* **What you will do**
Find the word "Tryb" in the data. Return every line where it appears.

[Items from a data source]
'''
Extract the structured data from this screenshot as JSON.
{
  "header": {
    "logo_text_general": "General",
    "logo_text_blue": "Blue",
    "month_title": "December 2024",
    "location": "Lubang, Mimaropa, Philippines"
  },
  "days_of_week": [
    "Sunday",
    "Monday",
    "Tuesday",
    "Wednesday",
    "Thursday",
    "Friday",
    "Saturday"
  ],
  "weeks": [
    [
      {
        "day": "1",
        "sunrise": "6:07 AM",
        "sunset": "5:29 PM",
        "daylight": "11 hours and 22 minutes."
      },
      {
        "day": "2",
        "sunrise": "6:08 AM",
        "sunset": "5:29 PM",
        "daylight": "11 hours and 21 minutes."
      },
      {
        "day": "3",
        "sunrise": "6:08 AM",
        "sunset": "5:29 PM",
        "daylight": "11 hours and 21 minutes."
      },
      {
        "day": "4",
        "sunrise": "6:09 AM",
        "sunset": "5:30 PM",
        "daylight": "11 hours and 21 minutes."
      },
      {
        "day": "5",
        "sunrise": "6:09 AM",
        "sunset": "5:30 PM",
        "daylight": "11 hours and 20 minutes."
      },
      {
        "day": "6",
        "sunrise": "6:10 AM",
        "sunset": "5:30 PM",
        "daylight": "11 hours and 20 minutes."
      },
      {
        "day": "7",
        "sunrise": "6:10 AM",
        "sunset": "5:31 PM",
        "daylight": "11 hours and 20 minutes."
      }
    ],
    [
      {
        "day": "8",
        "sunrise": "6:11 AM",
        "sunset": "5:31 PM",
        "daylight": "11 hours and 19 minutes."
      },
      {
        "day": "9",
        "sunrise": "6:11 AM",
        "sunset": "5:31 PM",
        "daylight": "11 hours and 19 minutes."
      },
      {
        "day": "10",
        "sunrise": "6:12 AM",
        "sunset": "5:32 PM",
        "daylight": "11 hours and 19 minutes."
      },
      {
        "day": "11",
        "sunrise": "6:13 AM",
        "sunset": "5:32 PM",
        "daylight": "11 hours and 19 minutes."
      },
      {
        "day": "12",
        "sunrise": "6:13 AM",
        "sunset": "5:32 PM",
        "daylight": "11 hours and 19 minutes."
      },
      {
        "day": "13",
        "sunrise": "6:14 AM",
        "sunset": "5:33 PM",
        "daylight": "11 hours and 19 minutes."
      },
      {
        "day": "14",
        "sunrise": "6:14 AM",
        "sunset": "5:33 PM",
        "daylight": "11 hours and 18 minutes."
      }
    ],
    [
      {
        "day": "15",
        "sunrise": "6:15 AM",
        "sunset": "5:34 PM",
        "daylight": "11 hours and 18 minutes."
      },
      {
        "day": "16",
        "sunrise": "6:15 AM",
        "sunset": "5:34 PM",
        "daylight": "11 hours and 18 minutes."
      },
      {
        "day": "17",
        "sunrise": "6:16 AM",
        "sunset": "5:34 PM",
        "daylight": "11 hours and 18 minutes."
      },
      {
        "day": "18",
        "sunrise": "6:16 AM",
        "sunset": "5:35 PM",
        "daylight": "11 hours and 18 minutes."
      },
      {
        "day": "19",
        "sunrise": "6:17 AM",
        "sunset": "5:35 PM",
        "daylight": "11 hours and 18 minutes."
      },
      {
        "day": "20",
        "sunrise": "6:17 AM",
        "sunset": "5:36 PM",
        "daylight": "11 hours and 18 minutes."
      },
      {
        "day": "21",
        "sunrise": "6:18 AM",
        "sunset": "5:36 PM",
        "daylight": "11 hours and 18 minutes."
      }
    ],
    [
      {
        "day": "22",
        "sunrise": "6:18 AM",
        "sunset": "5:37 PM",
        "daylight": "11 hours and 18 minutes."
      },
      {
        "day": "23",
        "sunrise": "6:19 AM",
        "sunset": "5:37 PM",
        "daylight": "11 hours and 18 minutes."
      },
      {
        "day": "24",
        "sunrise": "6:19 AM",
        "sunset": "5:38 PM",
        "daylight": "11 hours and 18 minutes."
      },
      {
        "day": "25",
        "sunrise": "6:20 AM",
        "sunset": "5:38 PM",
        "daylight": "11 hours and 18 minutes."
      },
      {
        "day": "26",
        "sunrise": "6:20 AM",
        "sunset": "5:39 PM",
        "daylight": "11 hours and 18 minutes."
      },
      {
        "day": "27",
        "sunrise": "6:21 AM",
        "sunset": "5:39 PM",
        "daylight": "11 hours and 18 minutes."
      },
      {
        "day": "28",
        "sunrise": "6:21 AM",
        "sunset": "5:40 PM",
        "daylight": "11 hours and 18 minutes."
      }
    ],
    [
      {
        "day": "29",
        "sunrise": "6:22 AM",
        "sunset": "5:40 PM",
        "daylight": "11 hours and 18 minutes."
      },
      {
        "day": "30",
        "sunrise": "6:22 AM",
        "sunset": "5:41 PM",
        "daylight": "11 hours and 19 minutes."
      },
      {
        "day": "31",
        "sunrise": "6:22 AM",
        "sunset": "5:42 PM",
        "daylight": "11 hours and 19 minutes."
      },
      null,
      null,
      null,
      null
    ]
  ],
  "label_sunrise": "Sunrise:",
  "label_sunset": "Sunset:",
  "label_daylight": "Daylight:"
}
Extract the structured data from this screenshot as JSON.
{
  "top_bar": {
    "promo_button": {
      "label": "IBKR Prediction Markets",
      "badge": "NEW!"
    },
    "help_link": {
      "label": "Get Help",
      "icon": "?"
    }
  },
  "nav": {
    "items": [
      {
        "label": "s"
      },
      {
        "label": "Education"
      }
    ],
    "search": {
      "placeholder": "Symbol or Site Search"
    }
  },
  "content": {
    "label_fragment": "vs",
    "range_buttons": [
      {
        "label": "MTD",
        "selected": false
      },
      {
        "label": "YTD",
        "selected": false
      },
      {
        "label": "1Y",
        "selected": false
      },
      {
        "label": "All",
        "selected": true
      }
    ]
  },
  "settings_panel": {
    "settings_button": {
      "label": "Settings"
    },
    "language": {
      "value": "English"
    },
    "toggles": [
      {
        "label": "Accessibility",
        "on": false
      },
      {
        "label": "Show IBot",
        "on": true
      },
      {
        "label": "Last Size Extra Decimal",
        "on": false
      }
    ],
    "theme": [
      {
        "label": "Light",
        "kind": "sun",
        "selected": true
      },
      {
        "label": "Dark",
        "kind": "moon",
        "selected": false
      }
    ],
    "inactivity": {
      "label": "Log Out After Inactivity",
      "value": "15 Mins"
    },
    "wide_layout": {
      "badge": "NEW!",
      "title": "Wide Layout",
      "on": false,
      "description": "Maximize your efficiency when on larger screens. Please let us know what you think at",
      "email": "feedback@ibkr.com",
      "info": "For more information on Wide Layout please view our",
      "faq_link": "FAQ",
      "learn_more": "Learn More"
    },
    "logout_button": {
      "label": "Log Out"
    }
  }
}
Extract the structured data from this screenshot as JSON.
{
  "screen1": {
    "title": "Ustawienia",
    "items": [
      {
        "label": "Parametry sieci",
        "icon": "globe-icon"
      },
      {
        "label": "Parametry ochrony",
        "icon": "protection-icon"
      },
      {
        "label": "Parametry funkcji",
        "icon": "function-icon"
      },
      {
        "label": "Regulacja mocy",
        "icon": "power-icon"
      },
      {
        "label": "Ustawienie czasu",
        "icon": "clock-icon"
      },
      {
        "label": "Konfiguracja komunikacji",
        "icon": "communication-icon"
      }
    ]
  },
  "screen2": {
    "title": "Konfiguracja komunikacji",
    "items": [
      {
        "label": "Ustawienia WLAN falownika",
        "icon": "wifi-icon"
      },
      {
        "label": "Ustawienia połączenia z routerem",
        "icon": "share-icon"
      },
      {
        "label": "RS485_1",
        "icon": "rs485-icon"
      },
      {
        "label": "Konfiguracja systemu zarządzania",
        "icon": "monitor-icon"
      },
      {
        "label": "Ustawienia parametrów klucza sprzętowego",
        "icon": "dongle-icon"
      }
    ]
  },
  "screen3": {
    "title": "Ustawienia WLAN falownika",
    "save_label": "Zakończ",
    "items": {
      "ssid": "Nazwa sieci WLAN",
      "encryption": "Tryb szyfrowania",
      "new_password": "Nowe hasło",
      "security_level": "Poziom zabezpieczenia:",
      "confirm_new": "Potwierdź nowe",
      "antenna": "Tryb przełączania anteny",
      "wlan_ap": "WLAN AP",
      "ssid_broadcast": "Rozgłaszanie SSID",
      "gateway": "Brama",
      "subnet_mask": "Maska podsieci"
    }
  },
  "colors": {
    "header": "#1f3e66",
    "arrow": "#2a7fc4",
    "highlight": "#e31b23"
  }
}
'''
* **Full solution**
      "encryption": "Tryb szyfrowania",
      "antenna": "Tryb przełączania anteny",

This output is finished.